▶ **Your objective**:
Go through the data below line by line and count those containing the word "Цель". Reply with the count only.

▶ **Data lines**:
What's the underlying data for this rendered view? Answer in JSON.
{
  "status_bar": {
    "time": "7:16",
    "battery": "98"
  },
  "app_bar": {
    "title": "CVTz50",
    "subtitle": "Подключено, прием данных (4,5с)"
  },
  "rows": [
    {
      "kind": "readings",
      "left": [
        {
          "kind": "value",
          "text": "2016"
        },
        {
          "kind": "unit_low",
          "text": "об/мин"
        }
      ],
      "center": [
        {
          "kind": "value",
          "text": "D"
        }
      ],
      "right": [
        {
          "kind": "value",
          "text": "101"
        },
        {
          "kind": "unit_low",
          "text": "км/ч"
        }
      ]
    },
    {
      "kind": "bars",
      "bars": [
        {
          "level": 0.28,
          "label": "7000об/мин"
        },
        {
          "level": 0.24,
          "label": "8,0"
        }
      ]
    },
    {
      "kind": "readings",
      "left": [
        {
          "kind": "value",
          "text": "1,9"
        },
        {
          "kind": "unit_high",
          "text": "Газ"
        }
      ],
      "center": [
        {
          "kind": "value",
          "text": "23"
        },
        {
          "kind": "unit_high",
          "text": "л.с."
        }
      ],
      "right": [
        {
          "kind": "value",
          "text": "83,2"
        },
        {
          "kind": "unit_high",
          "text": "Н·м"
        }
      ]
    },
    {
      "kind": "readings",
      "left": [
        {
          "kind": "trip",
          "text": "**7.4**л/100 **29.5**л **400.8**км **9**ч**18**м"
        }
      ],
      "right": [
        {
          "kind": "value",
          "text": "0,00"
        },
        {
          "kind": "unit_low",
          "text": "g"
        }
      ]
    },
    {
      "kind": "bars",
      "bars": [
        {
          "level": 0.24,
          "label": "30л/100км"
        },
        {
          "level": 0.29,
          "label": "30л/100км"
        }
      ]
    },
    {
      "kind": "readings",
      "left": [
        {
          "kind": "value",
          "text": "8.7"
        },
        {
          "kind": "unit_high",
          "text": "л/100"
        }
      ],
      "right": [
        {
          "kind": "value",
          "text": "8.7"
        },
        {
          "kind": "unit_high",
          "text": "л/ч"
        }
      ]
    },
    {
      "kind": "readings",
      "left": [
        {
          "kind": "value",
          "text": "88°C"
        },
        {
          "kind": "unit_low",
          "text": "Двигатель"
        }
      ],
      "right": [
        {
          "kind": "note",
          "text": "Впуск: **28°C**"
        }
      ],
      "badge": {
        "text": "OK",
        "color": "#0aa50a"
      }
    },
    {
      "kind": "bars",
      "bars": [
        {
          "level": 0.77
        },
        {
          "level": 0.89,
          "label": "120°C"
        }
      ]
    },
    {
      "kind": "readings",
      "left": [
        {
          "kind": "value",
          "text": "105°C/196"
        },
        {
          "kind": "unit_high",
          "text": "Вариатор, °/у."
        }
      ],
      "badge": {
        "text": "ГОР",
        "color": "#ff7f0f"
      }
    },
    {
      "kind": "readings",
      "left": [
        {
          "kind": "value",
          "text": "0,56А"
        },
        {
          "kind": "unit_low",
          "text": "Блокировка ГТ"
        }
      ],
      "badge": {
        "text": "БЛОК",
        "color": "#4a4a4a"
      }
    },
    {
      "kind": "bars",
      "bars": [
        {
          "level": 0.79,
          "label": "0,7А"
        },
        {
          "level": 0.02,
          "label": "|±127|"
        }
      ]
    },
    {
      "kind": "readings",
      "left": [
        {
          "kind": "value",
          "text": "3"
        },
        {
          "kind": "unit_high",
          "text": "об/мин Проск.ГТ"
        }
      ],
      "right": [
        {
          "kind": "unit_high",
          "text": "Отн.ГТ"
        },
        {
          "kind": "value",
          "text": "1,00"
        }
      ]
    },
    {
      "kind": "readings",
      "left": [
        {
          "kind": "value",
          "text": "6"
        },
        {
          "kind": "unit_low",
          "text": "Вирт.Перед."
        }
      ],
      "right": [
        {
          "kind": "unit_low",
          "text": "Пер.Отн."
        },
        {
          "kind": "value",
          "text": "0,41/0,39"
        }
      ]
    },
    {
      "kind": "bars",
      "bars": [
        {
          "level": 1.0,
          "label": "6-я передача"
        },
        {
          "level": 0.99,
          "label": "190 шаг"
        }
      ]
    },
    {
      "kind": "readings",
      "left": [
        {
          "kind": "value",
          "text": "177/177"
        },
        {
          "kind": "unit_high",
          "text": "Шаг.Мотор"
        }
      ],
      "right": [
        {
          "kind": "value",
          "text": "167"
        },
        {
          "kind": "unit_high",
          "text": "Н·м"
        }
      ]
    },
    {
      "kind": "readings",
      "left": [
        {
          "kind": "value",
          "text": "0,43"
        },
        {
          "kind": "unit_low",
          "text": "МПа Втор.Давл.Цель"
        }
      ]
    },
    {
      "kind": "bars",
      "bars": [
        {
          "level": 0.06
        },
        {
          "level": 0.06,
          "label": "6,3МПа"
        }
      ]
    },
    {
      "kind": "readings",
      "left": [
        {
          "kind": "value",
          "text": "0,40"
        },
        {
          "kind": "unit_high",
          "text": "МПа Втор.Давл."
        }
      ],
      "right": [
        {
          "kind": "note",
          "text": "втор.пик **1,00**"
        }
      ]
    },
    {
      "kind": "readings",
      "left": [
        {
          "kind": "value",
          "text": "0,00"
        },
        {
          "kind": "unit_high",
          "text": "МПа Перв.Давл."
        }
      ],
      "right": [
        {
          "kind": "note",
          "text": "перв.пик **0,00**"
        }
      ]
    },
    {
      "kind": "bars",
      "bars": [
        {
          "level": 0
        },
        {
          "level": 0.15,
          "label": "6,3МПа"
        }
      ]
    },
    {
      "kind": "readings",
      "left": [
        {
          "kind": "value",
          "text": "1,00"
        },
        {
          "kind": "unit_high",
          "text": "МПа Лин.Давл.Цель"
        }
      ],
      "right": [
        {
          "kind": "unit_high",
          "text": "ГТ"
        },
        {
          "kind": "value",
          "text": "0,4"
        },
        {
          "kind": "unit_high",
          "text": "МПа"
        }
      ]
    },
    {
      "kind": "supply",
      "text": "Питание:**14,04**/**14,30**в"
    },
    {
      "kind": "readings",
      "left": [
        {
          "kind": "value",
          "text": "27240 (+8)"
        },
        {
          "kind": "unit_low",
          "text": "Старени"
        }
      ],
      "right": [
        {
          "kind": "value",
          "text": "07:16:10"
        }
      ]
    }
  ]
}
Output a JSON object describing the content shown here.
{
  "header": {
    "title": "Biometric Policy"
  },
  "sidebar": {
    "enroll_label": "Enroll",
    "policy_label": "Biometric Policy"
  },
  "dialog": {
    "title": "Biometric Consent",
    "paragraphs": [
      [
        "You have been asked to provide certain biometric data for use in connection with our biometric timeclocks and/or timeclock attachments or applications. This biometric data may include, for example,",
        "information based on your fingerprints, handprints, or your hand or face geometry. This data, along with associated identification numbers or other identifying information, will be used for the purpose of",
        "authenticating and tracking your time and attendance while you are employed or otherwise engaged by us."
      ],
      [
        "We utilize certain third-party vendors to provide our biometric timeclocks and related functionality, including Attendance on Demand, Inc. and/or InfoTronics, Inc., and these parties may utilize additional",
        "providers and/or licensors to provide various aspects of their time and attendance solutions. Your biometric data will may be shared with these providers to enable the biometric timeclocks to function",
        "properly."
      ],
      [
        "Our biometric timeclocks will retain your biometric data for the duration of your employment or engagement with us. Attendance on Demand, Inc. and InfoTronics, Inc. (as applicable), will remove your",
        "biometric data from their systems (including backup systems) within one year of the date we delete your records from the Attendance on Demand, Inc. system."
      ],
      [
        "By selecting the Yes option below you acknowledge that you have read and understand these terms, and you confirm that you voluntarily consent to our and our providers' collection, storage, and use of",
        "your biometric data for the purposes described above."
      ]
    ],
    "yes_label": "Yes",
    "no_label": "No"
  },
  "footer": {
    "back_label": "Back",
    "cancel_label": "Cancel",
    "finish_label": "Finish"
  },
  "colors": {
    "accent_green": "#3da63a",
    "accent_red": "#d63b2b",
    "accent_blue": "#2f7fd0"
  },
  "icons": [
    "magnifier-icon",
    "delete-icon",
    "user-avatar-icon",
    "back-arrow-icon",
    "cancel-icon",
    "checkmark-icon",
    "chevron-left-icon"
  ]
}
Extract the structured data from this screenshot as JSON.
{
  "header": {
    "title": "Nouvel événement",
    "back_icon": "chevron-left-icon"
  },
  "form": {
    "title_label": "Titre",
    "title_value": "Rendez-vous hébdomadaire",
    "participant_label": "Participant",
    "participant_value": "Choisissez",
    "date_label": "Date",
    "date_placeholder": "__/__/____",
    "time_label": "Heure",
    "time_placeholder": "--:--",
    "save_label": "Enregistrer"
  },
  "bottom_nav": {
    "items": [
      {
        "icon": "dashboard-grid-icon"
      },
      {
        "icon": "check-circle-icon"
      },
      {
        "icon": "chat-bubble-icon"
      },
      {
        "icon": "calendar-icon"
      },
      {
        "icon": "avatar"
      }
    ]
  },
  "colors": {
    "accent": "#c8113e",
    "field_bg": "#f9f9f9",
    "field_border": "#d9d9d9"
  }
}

▶ **The response**:
2